-- start of Records shown --
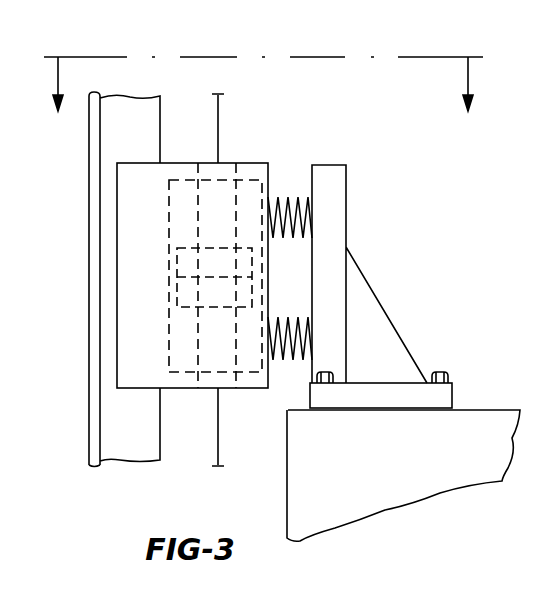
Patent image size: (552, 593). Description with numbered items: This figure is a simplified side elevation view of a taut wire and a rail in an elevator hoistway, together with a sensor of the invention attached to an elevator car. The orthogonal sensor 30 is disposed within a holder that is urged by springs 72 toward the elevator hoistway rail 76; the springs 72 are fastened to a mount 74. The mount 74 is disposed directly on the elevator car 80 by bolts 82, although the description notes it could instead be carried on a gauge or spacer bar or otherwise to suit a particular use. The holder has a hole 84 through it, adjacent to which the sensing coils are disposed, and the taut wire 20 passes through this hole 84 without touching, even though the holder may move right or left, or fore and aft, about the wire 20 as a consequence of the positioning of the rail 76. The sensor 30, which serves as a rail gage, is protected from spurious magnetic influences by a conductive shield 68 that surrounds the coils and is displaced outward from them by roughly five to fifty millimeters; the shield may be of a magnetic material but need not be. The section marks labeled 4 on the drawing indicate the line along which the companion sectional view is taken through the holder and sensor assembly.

The section line 4- 4 is at (263, 104).
The wire 20 is at (218, 118).
The orthogonal sensor 30 is at (170, 278).
The conductive shield 68 is at (168, 222).
The springs 72 is at (293, 240).
The mount 74 is at (336, 198).
The elevator hoistway rail 76 is at (132, 455).
The elevator car 80 is at (340, 497).
The bolts 82 is at (446, 372).
The hole 84 is at (232, 172).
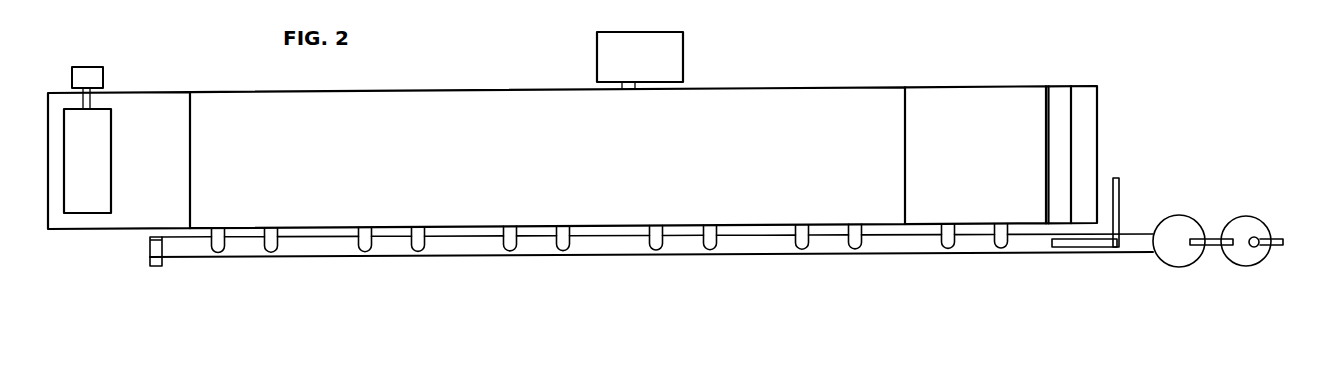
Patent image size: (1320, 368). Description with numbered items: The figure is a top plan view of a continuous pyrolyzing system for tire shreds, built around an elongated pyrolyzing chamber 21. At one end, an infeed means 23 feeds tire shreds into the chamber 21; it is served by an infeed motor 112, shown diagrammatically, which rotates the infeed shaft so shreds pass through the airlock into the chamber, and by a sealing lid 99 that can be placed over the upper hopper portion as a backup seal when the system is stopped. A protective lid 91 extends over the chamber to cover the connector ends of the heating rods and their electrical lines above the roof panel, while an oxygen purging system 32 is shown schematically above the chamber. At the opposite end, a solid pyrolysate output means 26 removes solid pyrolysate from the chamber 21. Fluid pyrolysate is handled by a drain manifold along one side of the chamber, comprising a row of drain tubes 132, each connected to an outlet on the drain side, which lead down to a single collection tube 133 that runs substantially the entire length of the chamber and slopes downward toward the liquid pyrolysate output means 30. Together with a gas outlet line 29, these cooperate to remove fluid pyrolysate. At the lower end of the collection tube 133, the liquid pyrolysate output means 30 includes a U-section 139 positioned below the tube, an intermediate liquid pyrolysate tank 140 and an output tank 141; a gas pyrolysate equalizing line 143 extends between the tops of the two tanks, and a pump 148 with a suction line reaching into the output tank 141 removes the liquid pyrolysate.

The pyrolyzing chamber 21 is at (980, 170).
The infeed means 23 is at (108, 102).
The solid pyrolysate output means 26 is at (1113, 100).
The gas outlet line 29 is at (1120, 188).
The liquid pyrolysate output means 30 is at (1228, 222).
The oxygen purging system 32 is at (656, 65).
The protective lid 91 is at (466, 188).
The sealing lid 99 is at (90, 189).
The infeed motor 112 is at (86, 80).
The drain tubes 132 is at (800, 243).
The collection tube 133 is at (458, 253).
The U-section 139 is at (1132, 247).
The intermediate liquid pyrolysate tank 140 is at (1179, 252).
The output tank 141 is at (1243, 257).
The gas pyrolysate equalizing line 143 is at (1208, 232).
The pump 148 is at (1256, 237).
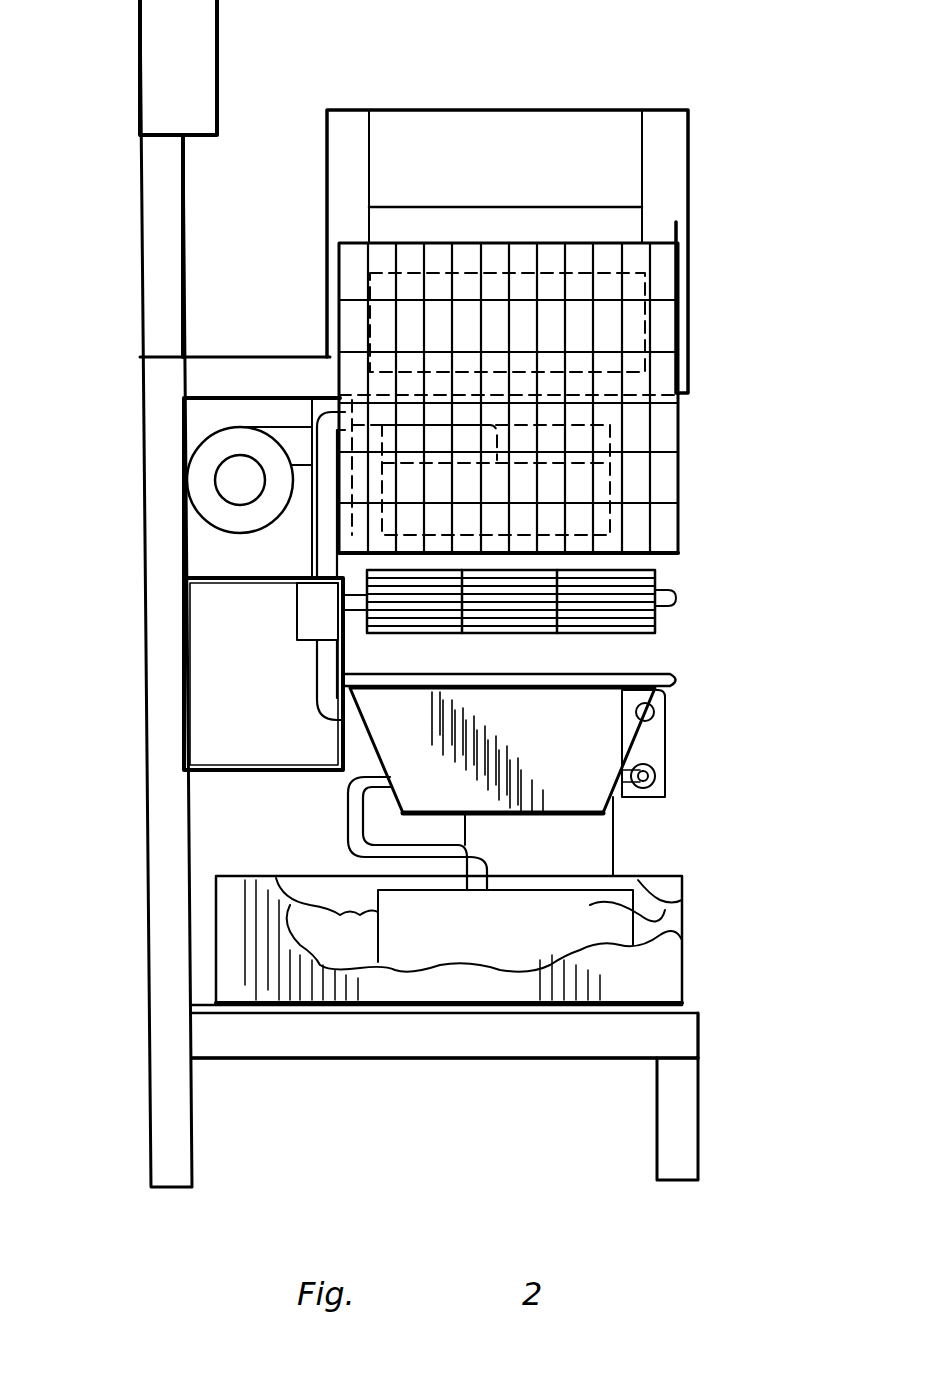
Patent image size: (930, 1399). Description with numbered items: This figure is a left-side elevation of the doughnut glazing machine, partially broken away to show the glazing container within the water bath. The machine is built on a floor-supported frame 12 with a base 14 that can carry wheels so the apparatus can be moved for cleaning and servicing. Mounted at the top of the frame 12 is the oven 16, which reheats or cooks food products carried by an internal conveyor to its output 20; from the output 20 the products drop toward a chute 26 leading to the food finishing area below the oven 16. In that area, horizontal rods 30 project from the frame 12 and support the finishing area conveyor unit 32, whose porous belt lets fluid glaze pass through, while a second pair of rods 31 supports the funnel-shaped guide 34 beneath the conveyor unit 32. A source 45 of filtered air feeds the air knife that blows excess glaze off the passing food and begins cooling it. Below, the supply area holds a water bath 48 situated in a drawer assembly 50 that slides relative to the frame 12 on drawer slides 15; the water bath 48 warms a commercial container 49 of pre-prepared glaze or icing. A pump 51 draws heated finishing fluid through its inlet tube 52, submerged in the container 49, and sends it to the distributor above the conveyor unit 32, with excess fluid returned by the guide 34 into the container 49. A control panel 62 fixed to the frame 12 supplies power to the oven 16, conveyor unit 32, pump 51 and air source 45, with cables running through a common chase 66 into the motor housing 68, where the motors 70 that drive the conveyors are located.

The frame 12 is at (150, 705).
The base 14 is at (688, 1140).
The drawer slides 15 is at (688, 1005).
The oven 16 is at (660, 118).
The output 20 is at (547, 222).
The chute 26 is at (683, 430).
The horizontal rods 30 is at (673, 600).
The second pair of rods 31 is at (673, 678).
The finishing area conveyor unit 32 is at (620, 582).
The funnel-shaped guide 34 is at (600, 742).
The source of filtered air 45 is at (222, 483).
The water bath 48 is at (340, 933).
The commercial container 49 is at (593, 915).
The drawer assembly 50 is at (663, 982).
The pump 51 is at (660, 732).
The inlet tube 52 is at (485, 857).
The control panel 62 is at (148, 50).
The common chase 66 is at (152, 275).
The motor housing 68 is at (212, 578).
The motors 70 is at (308, 620).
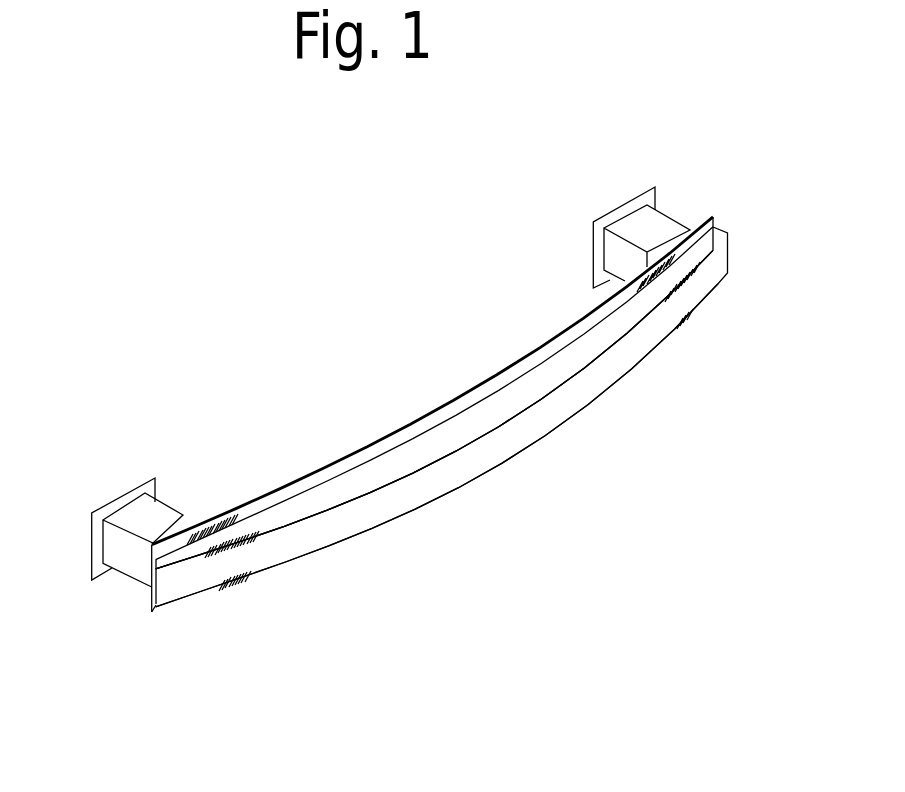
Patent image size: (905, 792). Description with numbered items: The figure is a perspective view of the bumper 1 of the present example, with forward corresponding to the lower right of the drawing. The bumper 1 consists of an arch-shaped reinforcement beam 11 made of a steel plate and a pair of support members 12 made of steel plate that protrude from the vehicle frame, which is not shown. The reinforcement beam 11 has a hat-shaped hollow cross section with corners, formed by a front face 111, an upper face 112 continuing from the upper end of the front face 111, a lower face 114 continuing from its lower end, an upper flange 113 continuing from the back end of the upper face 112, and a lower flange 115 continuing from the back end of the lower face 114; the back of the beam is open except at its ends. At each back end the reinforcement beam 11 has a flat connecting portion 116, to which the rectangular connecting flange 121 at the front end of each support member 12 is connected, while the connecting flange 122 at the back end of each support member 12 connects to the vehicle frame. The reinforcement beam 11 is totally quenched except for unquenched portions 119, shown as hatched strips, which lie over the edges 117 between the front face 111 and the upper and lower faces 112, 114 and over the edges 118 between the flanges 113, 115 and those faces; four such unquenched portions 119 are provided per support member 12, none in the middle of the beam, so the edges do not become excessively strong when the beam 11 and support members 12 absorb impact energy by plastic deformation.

The bumper 1 is at (522, 480).
The reinforcement beam 11 is at (457, 427).
The support member 12 is at (127, 570).
The front face 111 is at (543, 420).
The upper face 112 is at (533, 380).
The upper flange 113 is at (382, 452).
The lower face 114 is at (153, 611).
The lower flange 115 is at (157, 612).
The connecting portion 116 is at (198, 575).
The edge 117 is at (400, 520).
The edge 118 is at (277, 500).
The unquenched portion 119 is at (213, 518).
The connecting flange 121 is at (150, 535).
The connecting flange 122 is at (130, 498).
-- end of Records shown --
_Required task_.
Retype every line of the records above exactly as it appears, leaving out the pictures.

_Solution to the problem_.
Patent image size: (552, 593). Description with numbered items: This figure is a simplified side elevation view of a taut wire and a rail in an elevator hoistway, together with a sensor of the invention attached to an elevator car. The orthogonal sensor 30 is disposed within a holder that is urged by springs 72 toward the elevator hoistway rail 76; the springs 72 are fastened to a mount 74. The mount 74 is disposed directly on the elevator car 80 by bolts 82, although the description notes it could instead be carried on a gauge or spacer bar or otherwise to suit a particular use. The holder has a hole 84 through it, adjacent to which the sensing coils are disposed, and the taut wire 20 passes through this hole 84 without touching, even though the holder may move right or left, or fore and aft, about the wire 20 as a consequence of the positioning of the rail 76. The sensor 30, which serves as a rail gage, is protected from spurious magnetic influences by a conductive shield 68 that surrounds the coils and is displaced outward from them by roughly five to fifty millimeters; the shield may be of a magnetic material but need not be. The section marks labeled 4 on the drawing indicate the line along which the companion sectional view is taken through the holder and sensor assembly.

The section line 4- 4 is at (263, 104).
The wire 20 is at (218, 118).
The orthogonal sensor 30 is at (170, 278).
The conductive shield 68 is at (168, 222).
The springs 72 is at (293, 240).
The mount 74 is at (336, 198).
The elevator hoistway rail 76 is at (132, 455).
The elevator car 80 is at (340, 497).
The bolts 82 is at (446, 372).
The hole 84 is at (232, 172).
Patent image size: (1320, 368). Description with numbered items: The figure is a top plan view of a continuous pyrolyzing system for tire shreds, built around an elongated pyrolyzing chamber 21. At one end, an infeed means 23 feeds tire shreds into the chamber 21; it is served by an infeed motor 112, shown diagrammatically, which rotates the infeed shaft so shreds pass through the airlock into the chamber, and by a sealing lid 99 that can be placed over the upper hopper portion as a backup seal when the system is stopped. A protective lid 91 extends over the chamber to cover the connector ends of the heating rods and their electrical lines above the roof panel, while an oxygen purging system 32 is shown schematically above the chamber. At the opposite end, a solid pyrolysate output means 26 removes solid pyrolysate from the chamber 21. Fluid pyrolysate is handled by a drain manifold along one side of the chamber, comprising a row of drain tubes 132, each connected to an outlet on the drain side, which lead down to a single collection tube 133 that runs substantially the entire length of the chamber and slopes downward toward the liquid pyrolysate output means 30. Together with a gas outlet line 29, these cooperate to remove fluid pyrolysate. At the lower end of the collection tube 133, the liquid pyrolysate output means 30 includes a U-section 139 positioned below the tube, an intermediate liquid pyrolysate tank 140 and an output tank 141; a gas pyrolysate equalizing line 143 extends between the tops of the two tanks, and a pump 148 with a suction line reaching into the output tank 141 removes the liquid pyrolysate.

The pyrolyzing chamber 21 is at (980, 170).
The infeed means 23 is at (108, 102).
The solid pyrolysate output means 26 is at (1113, 100).
The gas outlet line 29 is at (1120, 188).
The liquid pyrolysate output means 30 is at (1228, 222).
The oxygen purging system 32 is at (656, 65).
The protective lid 91 is at (466, 188).
The sealing lid 99 is at (90, 189).
The infeed motor 112 is at (86, 80).
The drain tubes 132 is at (800, 243).
The collection tube 133 is at (458, 253).
The U-section 139 is at (1132, 247).
The intermediate liquid pyrolysate tank 140 is at (1179, 252).
The output tank 141 is at (1243, 257).
The gas pyrolysate equalizing line 143 is at (1208, 232).
The pump 148 is at (1256, 237).
Patent image size: (930, 1399). Description with numbered items: This figure is a left-side elevation of the doughnut glazing machine, partially broken away to show the glazing container within the water bath. The machine is built on a floor-supported frame 12 with a base 14 that can carry wheels so the apparatus can be moved for cleaning and servicing. Mounted at the top of the frame 12 is the oven 16, which reheats or cooks food products carried by an internal conveyor to its output 20; from the output 20 the products drop toward a chute 26 leading to the food finishing area below the oven 16. In that area, horizontal rods 30 project from the frame 12 and support the finishing area conveyor unit 32, whose porous belt lets fluid glaze pass through, while a second pair of rods 31 supports the funnel-shaped guide 34 beneath the conveyor unit 32. A source 45 of filtered air feeds the air knife that blows excess glaze off the passing food and begins cooling it. Below, the supply area holds a water bath 48 situated in a drawer assembly 50 that slides relative to the frame 12 on drawer slides 15; the water bath 48 warms a commercial container 49 of pre-prepared glaze or icing. A pump 51 draws heated finishing fluid through its inlet tube 52, submerged in the container 49, and sends it to the distributor above the conveyor unit 32, with excess fluid returned by the guide 34 into the container 49. A control panel 62 fixed to the frame 12 supplies power to the oven 16, conveyor unit 32, pump 51 and air source 45, with cables running through a common chase 66 into the motor housing 68, where the motors 70 that drive the conveyors are located.

The frame 12 is at (150, 705).
The base 14 is at (688, 1140).
The drawer slides 15 is at (688, 1005).
The oven 16 is at (660, 118).
The output 20 is at (547, 222).
The chute 26 is at (683, 430).
The horizontal rods 30 is at (673, 600).
The second pair of rods 31 is at (673, 678).
The finishing area conveyor unit 32 is at (620, 582).
The funnel-shaped guide 34 is at (600, 742).
The source of filtered air 45 is at (222, 483).
The water bath 48 is at (340, 933).
The commercial container 49 is at (593, 915).
The drawer assembly 50 is at (663, 982).
The pump 51 is at (660, 732).
The inlet tube 52 is at (485, 857).
The control panel 62 is at (148, 50).
The common chase 66 is at (152, 275).
The motor housing 68 is at (212, 578).
The motors 70 is at (308, 620).
Patent image size: (905, 792). Description with numbered items: The figure is a perspective view of the bumper 1 of the present example, with forward corresponding to the lower right of the drawing. The bumper 1 consists of an arch-shaped reinforcement beam 11 made of a steel plate and a pair of support members 12 made of steel plate that protrude from the vehicle frame, which is not shown. The reinforcement beam 11 has a hat-shaped hollow cross section with corners, formed by a front face 111, an upper face 112 continuing from the upper end of the front face 111, a lower face 114 continuing from its lower end, an upper flange 113 continuing from the back end of the upper face 112, and a lower flange 115 continuing from the back end of the lower face 114; the back of the beam is open except at its ends. At each back end the reinforcement beam 11 has a flat connecting portion 116, to which the rectangular connecting flange 121 at the front end of each support member 12 is connected, while the connecting flange 122 at the back end of each support member 12 connects to the vehicle frame. The reinforcement beam 11 is totally quenched except for unquenched portions 119, shown as hatched strips, which lie over the edges 117 between the front face 111 and the upper and lower faces 112, 114 and over the edges 118 between the flanges 113, 115 and those faces; four such unquenched portions 119 are provided per support member 12, none in the middle of the beam, so the edges do not become excessively strong when the beam 11 and support members 12 absorb impact energy by plastic deformation.

The bumper 1 is at (522, 480).
The reinforcement beam 11 is at (457, 427).
The support member 12 is at (127, 570).
The front face 111 is at (543, 420).
The upper face 112 is at (533, 380).
The upper flange 113 is at (382, 452).
The lower face 114 is at (153, 611).
The lower flange 115 is at (157, 612).
The connecting portion 116 is at (198, 575).
The edge 117 is at (400, 520).
The edge 118 is at (277, 500).
The unquenched portion 119 is at (213, 518).
The connecting flange 121 is at (150, 535).
The connecting flange 122 is at (130, 498).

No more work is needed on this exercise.